##### Input material #####

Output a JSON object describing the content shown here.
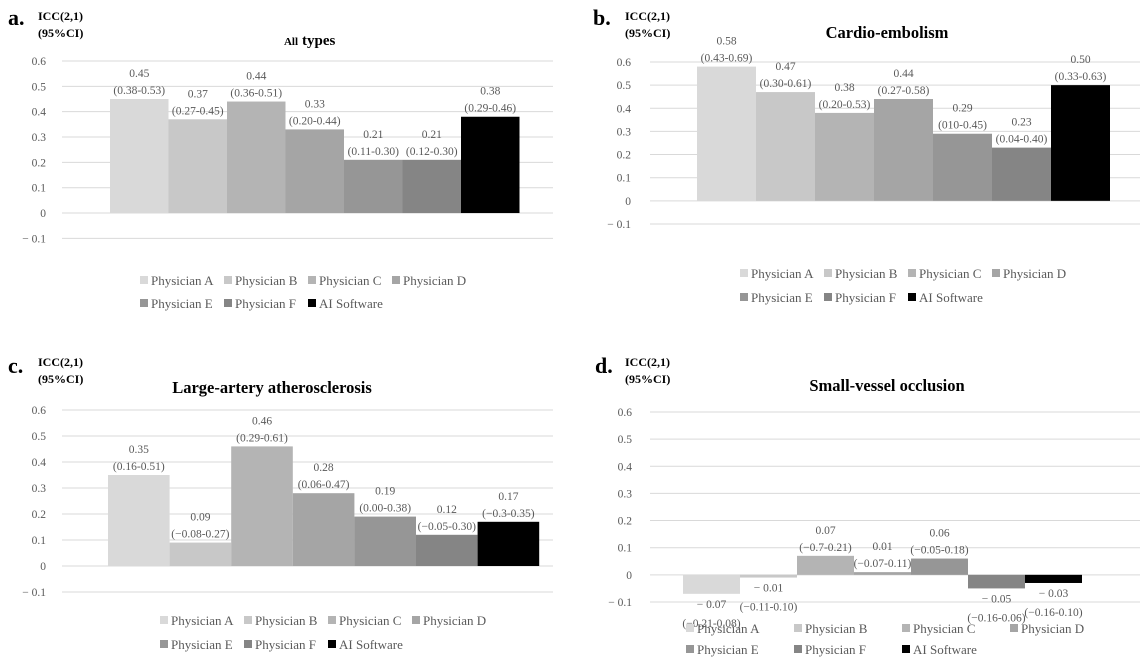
{
  "chart_data": [
    {
      "type": "bar",
      "panel_letter": "a.",
      "y_axis_label": [
        "ICC(2,1)",
        "(95%CI)"
      ],
      "title_prefix": "All",
      "title": "types",
      "categories": [
        "Physician A",
        "Physician B",
        "Physician C",
        "Physician D",
        "Physician E",
        "Physician F",
        "AI Software"
      ],
      "values": [
        0.45,
        0.37,
        0.44,
        0.33,
        0.21,
        0.21,
        0.38
      ],
      "value_labels": [
        "0.45",
        "0.37",
        "0.44",
        "0.33",
        "0.21",
        "0.21",
        "0.38"
      ],
      "ci_labels": [
        "(0.38-0.53)",
        "(0.27-0.45)",
        "(0.36-0.51)",
        "(0.20-0.44)",
        "(0.11-0.30)",
        "(0.12-0.30)",
        "(0.29-0.46)"
      ],
      "y_ticks": [
        "0.6",
        "0.5",
        "0.4",
        "0.3",
        "0.2",
        "0.1",
        "0",
        "− 0.1"
      ],
      "ylim": [
        -0.1,
        0.6
      ],
      "legend_rows": [
        [
          "Physician A",
          "Physician B",
          "Physician C",
          "Physician D"
        ],
        [
          "Physician E",
          "Physician F",
          "AI Software"
        ]
      ]
    },
    {
      "type": "bar",
      "panel_letter": "b.",
      "y_axis_label": [
        "ICC(2,1)",
        "(95%CI)"
      ],
      "title": "Cardio-embolism",
      "categories": [
        "Physician A",
        "Physician B",
        "Physician C",
        "Physician D",
        "Physician E",
        "Physician F",
        "AI Software"
      ],
      "values": [
        0.58,
        0.47,
        0.38,
        0.44,
        0.29,
        0.23,
        0.5
      ],
      "value_labels": [
        "0.58",
        "0.47",
        "0.38",
        "0.44",
        "0.29",
        "0.23",
        "0.50"
      ],
      "ci_labels": [
        "(0.43-0.69)",
        "(0.30-0.61)",
        "(0.20-0.53)",
        "(0.27-0.58)",
        "(010-0.45)",
        "(0.04-0.40)",
        "(0.33-0.63)"
      ],
      "y_ticks": [
        "0.6",
        "0.5",
        "0.4",
        "0.3",
        "0.2",
        "0.1",
        "0",
        "− 0.1"
      ],
      "ylim": [
        -0.1,
        0.6
      ],
      "legend_rows": [
        [
          "Physician A",
          "Physician B",
          "Physician C",
          "Physician D"
        ],
        [
          "Physician E",
          "Physician F",
          "AI Software"
        ]
      ]
    },
    {
      "type": "bar",
      "panel_letter": "c.",
      "y_axis_label": [
        "ICC(2,1)",
        "(95%CI)"
      ],
      "title": "Large-artery  atherosclerosis",
      "categories": [
        "Physician A",
        "Physician B",
        "Physician C",
        "Physician D",
        "Physician E",
        "Physician F",
        "AI Software"
      ],
      "values": [
        0.35,
        0.09,
        0.46,
        0.28,
        0.19,
        0.12,
        0.17
      ],
      "value_labels": [
        "0.35",
        "0.09",
        "0.46",
        "0.28",
        "0.19",
        "0.12",
        "0.17"
      ],
      "ci_labels": [
        "(0.16-0.51)",
        "(−0.08-0.27)",
        "(0.29-0.61)",
        "(0.06-0.47)",
        "(0.00-0.38)",
        "(−0.05-0.30)",
        "(−0.3-0.35)"
      ],
      "y_ticks": [
        "0.6",
        "0.5",
        "0.4",
        "0.3",
        "0.2",
        "0.1",
        "0",
        "− 0.1"
      ],
      "ylim": [
        -0.1,
        0.6
      ],
      "legend_rows": [
        [
          "Physician A",
          "Physician B",
          "Physician C",
          "Physician D"
        ],
        [
          "Physician E",
          "Physician F",
          "AI Software"
        ]
      ]
    },
    {
      "type": "bar",
      "panel_letter": "d.",
      "y_axis_label": [
        "ICC(2,1)",
        "(95%CI)"
      ],
      "title": "Small-vessel occlusion",
      "categories": [
        "Physician A",
        "Physician B",
        "Physician C",
        "Physician D",
        "Physician E",
        "Physician F",
        "AI Software"
      ],
      "values": [
        -0.07,
        -0.01,
        0.07,
        0.01,
        0.06,
        -0.05,
        -0.03
      ],
      "value_labels": [
        "− 0.07",
        "− 0.01",
        "0.07",
        "0.01",
        "0.06",
        "− 0.05",
        "− 0.03"
      ],
      "ci_labels": [
        "(−0.21-0.08)",
        "(−0.11-0.10)",
        "(−0.7-0.21)",
        "(−0.07-0.11)",
        "(−0.05-0.18)",
        "(−0.16-0.06)",
        "(−0.16-0.10)"
      ],
      "y_ticks": [
        "0.6",
        "0.5",
        "0.4",
        "0.3",
        "0.2",
        "0.1",
        "0",
        "− 0.1"
      ],
      "ylim": [
        -0.1,
        0.6
      ],
      "legend_rows": [
        [
          "Physician A",
          "Physician B",
          "Physician C",
          "Physician D"
        ],
        [
          "Physician E",
          "Physician F",
          "AI Software"
        ]
      ]
    }
  ],
  "series_colors": [
    "#d9d9d9",
    "#c8c8c8",
    "#b4b4b4",
    "#a5a5a5",
    "#969696",
    "#858585",
    "#000000"
  ],
  "gridline_color": "#d9d9d9",
  "text_color": "#595959",
  "grid": true,
  "legend_placement": "bottom"
}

#####

— Aim of the task —
Copy each line above precisely, dropping the pictures.

— Final result —
Output a JSON object describing the content shown here.
{
  "chart_data": [
    {
      "type": "bar",
      "panel_letter": "a.",
      "y_axis_label": [
        "ICC(2,1)",
        "(95%CI)"
      ],
      "title_prefix": "All",
      "title": "types",
      "categories": [
        "Physician A",
        "Physician B",
        "Physician C",
        "Physician D",
        "Physician E",
        "Physician F",
        "AI Software"
      ],
      "values": [
        0.45,
        0.37,
        0.44,
        0.33,
        0.21,
        0.21,
        0.38
      ],
      "value_labels": [
        "0.45",
        "0.37",
        "0.44",
        "0.33",
        "0.21",
        "0.21",
        "0.38"
      ],
      "ci_labels": [
        "(0.38-0.53)",
        "(0.27-0.45)",
        "(0.36-0.51)",
        "(0.20-0.44)",
        "(0.11-0.30)",
        "(0.12-0.30)",
        "(0.29-0.46)"
      ],
      "y_ticks": [
        "0.6",
        "0.5",
        "0.4",
        "0.3",
        "0.2",
        "0.1",
        "0",
        "− 0.1"
      ],
      "ylim": [
        -0.1,
        0.6
      ],
      "legend_rows": [
        [
          "Physician A",
          "Physician B",
          "Physician C",
          "Physician D"
        ],
        [
          "Physician E",
          "Physician F",
          "AI Software"
        ]
      ]
    },
    {
      "type": "bar",
      "panel_letter": "b.",
      "y_axis_label": [
        "ICC(2,1)",
        "(95%CI)"
      ],
      "title": "Cardio-embolism",
      "categories": [
        "Physician A",
        "Physician B",
        "Physician C",
        "Physician D",
        "Physician E",
        "Physician F",
        "AI Software"
      ],
      "values": [
        0.58,
        0.47,
        0.38,
        0.44,
        0.29,
        0.23,
        0.5
      ],
      "value_labels": [
        "0.58",
        "0.47",
        "0.38",
        "0.44",
        "0.29",
        "0.23",
        "0.50"
      ],
      "ci_labels": [
        "(0.43-0.69)",
        "(0.30-0.61)",
        "(0.20-0.53)",
        "(0.27-0.58)",
        "(010-0.45)",
        "(0.04-0.40)",
        "(0.33-0.63)"
      ],
      "y_ticks": [
        "0.6",
        "0.5",
        "0.4",
        "0.3",
        "0.2",
        "0.1",
        "0",
        "− 0.1"
      ],
      "ylim": [
        -0.1,
        0.6
      ],
      "legend_rows": [
        [
          "Physician A",
          "Physician B",
          "Physician C",
          "Physician D"
        ],
        [
          "Physician E",
          "Physician F",
          "AI Software"
        ]
      ]
    },
    {
      "type": "bar",
      "panel_letter": "c.",
      "y_axis_label": [
        "ICC(2,1)",
        "(95%CI)"
      ],
      "title": "Large-artery  atherosclerosis",
      "categories": [
        "Physician A",
        "Physician B",
        "Physician C",
        "Physician D",
        "Physician E",
        "Physician F",
        "AI Software"
      ],
      "values": [
        0.35,
        0.09,
        0.46,
        0.28,
        0.19,
        0.12,
        0.17
      ],
      "value_labels": [
        "0.35",
        "0.09",
        "0.46",
        "0.28",
        "0.19",
        "0.12",
        "0.17"
      ],
      "ci_labels": [
        "(0.16-0.51)",
        "(−0.08-0.27)",
        "(0.29-0.61)",
        "(0.06-0.47)",
        "(0.00-0.38)",
        "(−0.05-0.30)",
        "(−0.3-0.35)"
      ],
      "y_ticks": [
        "0.6",
        "0.5",
        "0.4",
        "0.3",
        "0.2",
        "0.1",
        "0",
        "− 0.1"
      ],
      "ylim": [
        -0.1,
        0.6
      ],
      "legend_rows": [
        [
          "Physician A",
          "Physician B",
          "Physician C",
          "Physician D"
        ],
        [
          "Physician E",
          "Physician F",
          "AI Software"
        ]
      ]
    },
    {
      "type": "bar",
      "panel_letter": "d.",
      "y_axis_label": [
        "ICC(2,1)",
        "(95%CI)"
      ],
      "title": "Small-vessel occlusion",
      "categories": [
        "Physician A",
        "Physician B",
        "Physician C",
        "Physician D",
        "Physician E",
        "Physician F",
        "AI Software"
      ],
      "values": [
        -0.07,
        -0.01,
        0.07,
        0.01,
        0.06,
        -0.05,
        -0.03
      ],
      "value_labels": [
        "− 0.07",
        "− 0.01",
        "0.07",
        "0.01",
        "0.06",
        "− 0.05",
        "− 0.03"
      ],
      "ci_labels": [
        "(−0.21-0.08)",
        "(−0.11-0.10)",
        "(−0.7-0.21)",
        "(−0.07-0.11)",
        "(−0.05-0.18)",
        "(−0.16-0.06)",
        "(−0.16-0.10)"
      ],
      "y_ticks": [
        "0.6",
        "0.5",
        "0.4",
        "0.3",
        "0.2",
        "0.1",
        "0",
        "− 0.1"
      ],
      "ylim": [
        -0.1,
        0.6
      ],
      "legend_rows": [
        [
          "Physician A",
          "Physician B",
          "Physician C",
          "Physician D"
        ],
        [
          "Physician E",
          "Physician F",
          "AI Software"
        ]
      ]
    }
  ],
  "series_colors": [
    "#d9d9d9",
    "#c8c8c8",
    "#b4b4b4",
    "#a5a5a5",
    "#969696",
    "#858585",
    "#000000"
  ],
  "gridline_color": "#d9d9d9",
  "text_color": "#595959",
  "grid": true,
  "legend_placement": "bottom"
}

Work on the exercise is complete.